▸ Given entries:
......

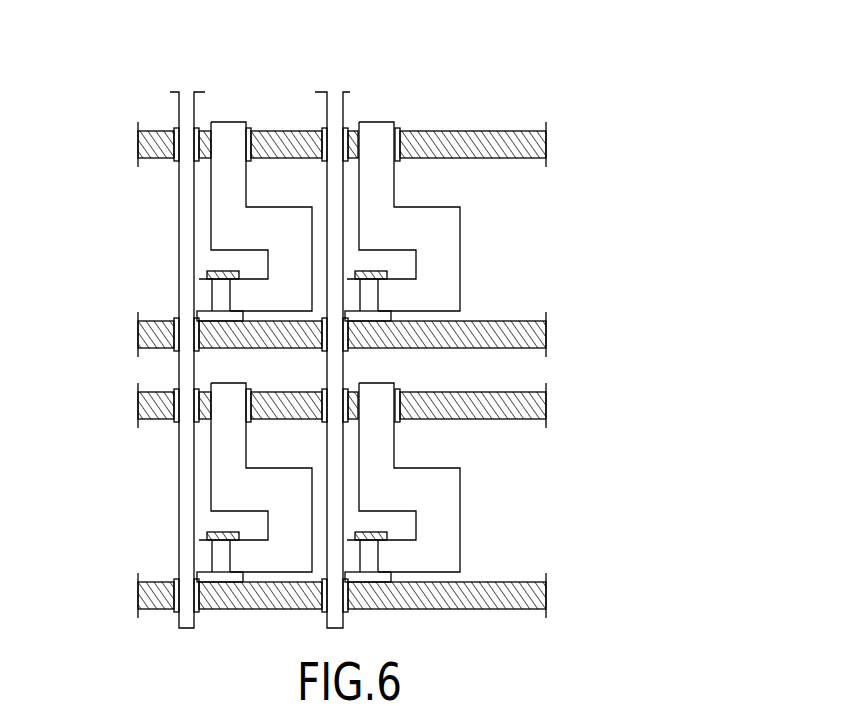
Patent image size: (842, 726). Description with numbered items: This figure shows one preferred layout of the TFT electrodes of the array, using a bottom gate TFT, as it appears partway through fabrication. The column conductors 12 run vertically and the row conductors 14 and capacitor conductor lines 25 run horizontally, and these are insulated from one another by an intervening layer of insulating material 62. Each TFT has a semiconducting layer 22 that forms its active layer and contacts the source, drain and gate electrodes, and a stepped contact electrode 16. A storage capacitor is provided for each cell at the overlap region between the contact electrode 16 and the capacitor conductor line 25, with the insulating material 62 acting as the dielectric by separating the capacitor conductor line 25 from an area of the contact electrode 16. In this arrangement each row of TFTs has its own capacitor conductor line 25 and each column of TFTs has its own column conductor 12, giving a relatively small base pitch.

The column conductor 12 is at (185, 108).
The insulating material 62 is at (347, 108).
The capacitor conductor line 25 is at (137, 144).
The row conductor 14 is at (137, 337).
The semiconducting layer 22 is at (225, 298).
The contact electrode 16 is at (435, 244).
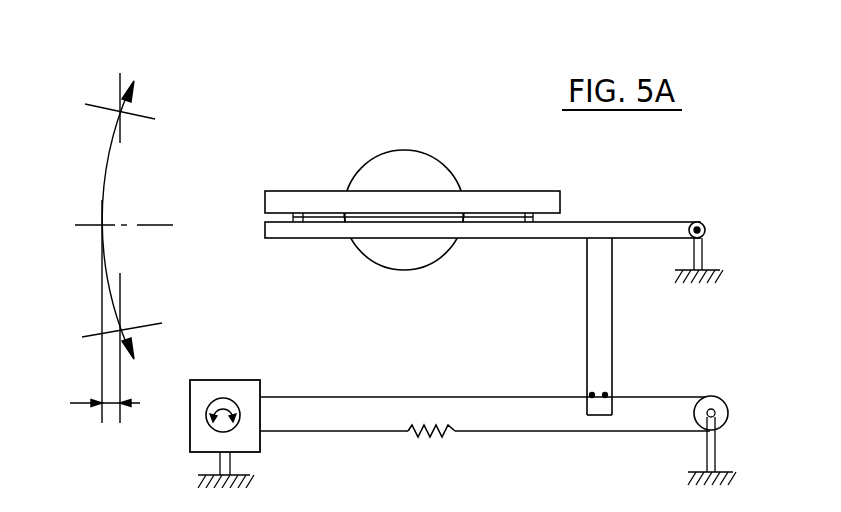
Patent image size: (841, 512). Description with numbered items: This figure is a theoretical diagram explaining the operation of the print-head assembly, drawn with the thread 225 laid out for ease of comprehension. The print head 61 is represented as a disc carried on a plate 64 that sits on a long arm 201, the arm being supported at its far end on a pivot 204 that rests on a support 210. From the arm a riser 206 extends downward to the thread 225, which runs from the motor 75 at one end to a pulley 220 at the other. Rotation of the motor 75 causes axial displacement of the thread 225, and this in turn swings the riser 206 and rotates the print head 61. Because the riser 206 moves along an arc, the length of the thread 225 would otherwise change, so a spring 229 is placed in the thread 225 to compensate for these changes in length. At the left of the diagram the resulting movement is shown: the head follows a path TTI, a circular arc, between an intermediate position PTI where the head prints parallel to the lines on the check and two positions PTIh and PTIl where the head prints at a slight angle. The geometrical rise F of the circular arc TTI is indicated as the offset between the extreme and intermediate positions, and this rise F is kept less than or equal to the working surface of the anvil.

The print head 61 is at (396, 152).
The upper plate 64 is at (510, 190).
The arm 201 is at (489, 235).
The pivot 204 is at (699, 221).
The pivot support 210 is at (703, 247).
The riser 206 is at (597, 336).
The thread 225 is at (426, 397).
The spring 229 is at (437, 437).
The pulley 220 is at (708, 396).
The motor 75 is at (245, 380).
The path TTI is at (98, 203).
The angled position PTIh is at (152, 106).
The intermediate position PTI is at (187, 200).
The angled position PTIl is at (147, 322).
The geometrical rise F is at (78, 391).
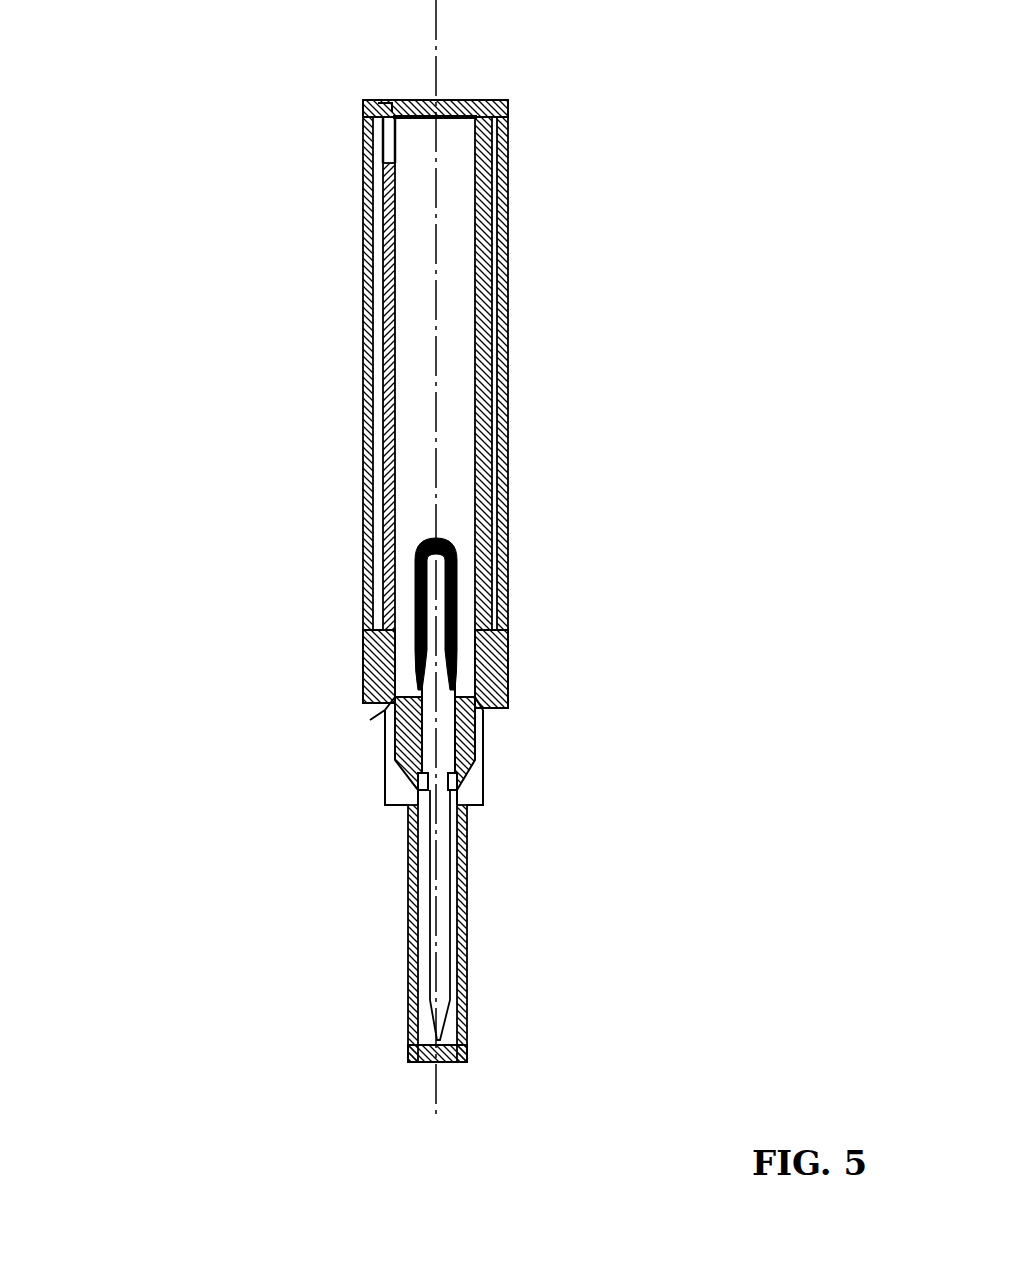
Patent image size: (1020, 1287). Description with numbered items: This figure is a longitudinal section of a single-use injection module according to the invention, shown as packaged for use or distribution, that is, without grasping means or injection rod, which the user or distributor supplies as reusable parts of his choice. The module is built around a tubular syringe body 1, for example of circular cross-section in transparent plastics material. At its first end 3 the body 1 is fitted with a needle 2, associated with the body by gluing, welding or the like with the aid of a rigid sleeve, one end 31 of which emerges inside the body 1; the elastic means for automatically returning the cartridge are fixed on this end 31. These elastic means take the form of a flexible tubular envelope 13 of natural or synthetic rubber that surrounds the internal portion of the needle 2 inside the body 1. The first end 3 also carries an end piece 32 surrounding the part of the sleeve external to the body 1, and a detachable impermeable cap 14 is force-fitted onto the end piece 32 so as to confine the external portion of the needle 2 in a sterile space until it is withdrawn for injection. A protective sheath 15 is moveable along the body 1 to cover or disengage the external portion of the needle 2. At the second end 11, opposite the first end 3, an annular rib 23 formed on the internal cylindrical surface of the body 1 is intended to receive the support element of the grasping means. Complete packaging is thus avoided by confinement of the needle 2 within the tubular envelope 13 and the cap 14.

The syringe body 1 is at (508, 249).
The needle 2 is at (467, 903).
The first end 3 is at (362, 740).
The second end 11 is at (483, 92).
The flexible tubular envelope 13 is at (447, 543).
The cap 14 is at (483, 782).
The protective sheath 15 is at (508, 170).
The annular rib 23 is at (388, 97).
The end of sleeve 31 is at (385, 733).
The end piece 32 is at (485, 735).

......

▸ Exercise objective: Render every line of the rows above as a Markdown table with the columns "No." and "Line text", numbering the lines and omitting blank ones. Leave the pictures out.

▸ Answer to this task:
| No. | Line text |
|---|---|
| 1 | Patent image size: (842, 726). Description with numbered items: This figure shows one preferred layout of the TFT electrodes of the array, using a bottom gate TFT, as it appears partway through fabrication. The column conductors 12 run vertically and the row conductors 14 and capacitor conductor lines 25 run horizontally, and these are insulated from one another by an intervening layer of insulating material 62. Each TFT has a semiconducting layer 22 that forms its active layer and contacts the source, drain and gate electrodes, and a stepped contact electrode 16. A storage capacitor is provided for each cell at the overlap region between the contact electrode 16 and the capacitor conductor line 25, with the insulating material 62 acting as the dielectric by separating the capacitor conductor line 25 from an area of the contact electrode 16. In this arrangement each row of TFTs has its own capacitor conductor line 25 and each column of TFTs has its own column conductor 12, giving a relatively small base pitch. |
| 2 | The column conductor 12 is at (185, 108). |
| 3 | The insulating material 62 is at (347, 108). |
| 4 | The capacitor conductor line 25 is at (137, 144). |
| 5 | The row conductor 14 is at (137, 337). |
| 6 | The semiconducting layer 22 is at (225, 298). |
| 7 | The contact electrode 16 is at (435, 244). |
| 8 | Patent image size: (841, 512). Description with numbered items: This figure is a theoretical diagram explaining the operation of the print-head assembly, drawn with the thread 225 laid out for ease of comprehension. The print head 61 is represented as a disc carried on a plate 64 that sits on a long arm 201, the arm being supported at its far end on a pivot 204 that rests on a support 210. From the arm a riser 206 extends downward to the thread 225, which runs from the motor 75 at one end to a pulley 220 at the other. Rotation of the motor 75 causes axial displacement of the thread 225, and this in turn swings the riser 206 and rotates the print head 61. Because the riser 206 moves along an arc, the length of the thread 225 would otherwise change, so a spring 229 is placed in the thread 225 to compensate for these changes in length. At the left of the diagram the resulting movement is shown: the head follows a path TTI, a circular arc, between an intermediate position PTI where the head prints parallel to the lines on the check and two positions PTIh and PTIl where the head prints at a slight angle. The geometrical rise F of the circular arc TTI is indicated as the offset between the extreme and intermediate positions, and this rise F is kept less than or equal to the working surface of the anvil. |
| 9 | The print head 61 is at (396, 152). |
| 10 | The upper plate 64 is at (510, 190). |
| 11 | The arm 201 is at (489, 235). |
| 12 | The pivot 204 is at (699, 221). |
| 13 | The pivot support 210 is at (703, 247). |
| 14 | The riser 206 is at (597, 336). |
| 15 | The thread 225 is at (426, 397). |
| 16 | The spring 229 is at (437, 437). |
| 17 | The pulley 220 is at (708, 396). |
| 18 | The motor 75 is at (245, 380). |
| 19 | The path TTI is at (98, 203). |
| 20 | The angled position PTIh is at (152, 106). |
| 21 | The intermediate position PTI is at (187, 200). |
| 22 | The angled position PTIl is at (147, 322). |
| 23 | The geometrical rise F is at (78, 391). |
| 24 | Patent image size: (1020, 1287). Description with numbered items: This figure is a longitudinal section of a single-use injection module according to the invention, shown as packaged for use or distribution, that is, without grasping means or injection rod, which the user or distributor supplies as reusable parts of his choice. The module is built around a tubular syringe body 1, for example of circular cross-section in transparent plastics material. At its first end 3 the body 1 is fitted with a needle 2, associated with the body by gluing, welding or the like with the aid of a rigid sleeve, one end 31 of which emerges inside the body 1; the elastic means for automatically returning the cartridge are fixed on this end 31. These elastic means take the form of a flexible tubular envelope 13 of natural or synthetic rubber that surrounds the internal portion of the needle 2 inside the body 1. The first end 3 also carries an end piece 32 surrounding the part of the sleeve external to the body 1, and a detachable impermeable cap 14 is force-fitted onto the end piece 32 so as to confine the external portion of the needle 2 in a sterile space until it is withdrawn for injection. A protective sheath 15 is moveable along the body 1 to cover or disengage the external portion of the needle 2. At the second end 11, opposite the first end 3, an annular rib 23 formed on the internal cylindrical surface of the body 1 is intended to receive the support element of the grasping means. Complete packaging is thus avoided by confinement of the needle 2 within the tubular envelope 13 and the cap 14. |
| 25 | The syringe body 1 is at (508, 249). |
| 26 | The needle 2 is at (467, 903). |
| 27 | The first end 3 is at (362, 740). |
| 28 | The second end 11 is at (483, 92). |
| 29 | The flexible tubular envelope 13 is at (447, 543). |
| 30 | The cap 14 is at (483, 782). |
| 31 | The protective sheath 15 is at (508, 170). |
| 32 | The annular rib 23 is at (388, 97). |
| 33 | The end of sleeve 31 is at (385, 733). |
| 34 | The end piece 32 is at (485, 735). |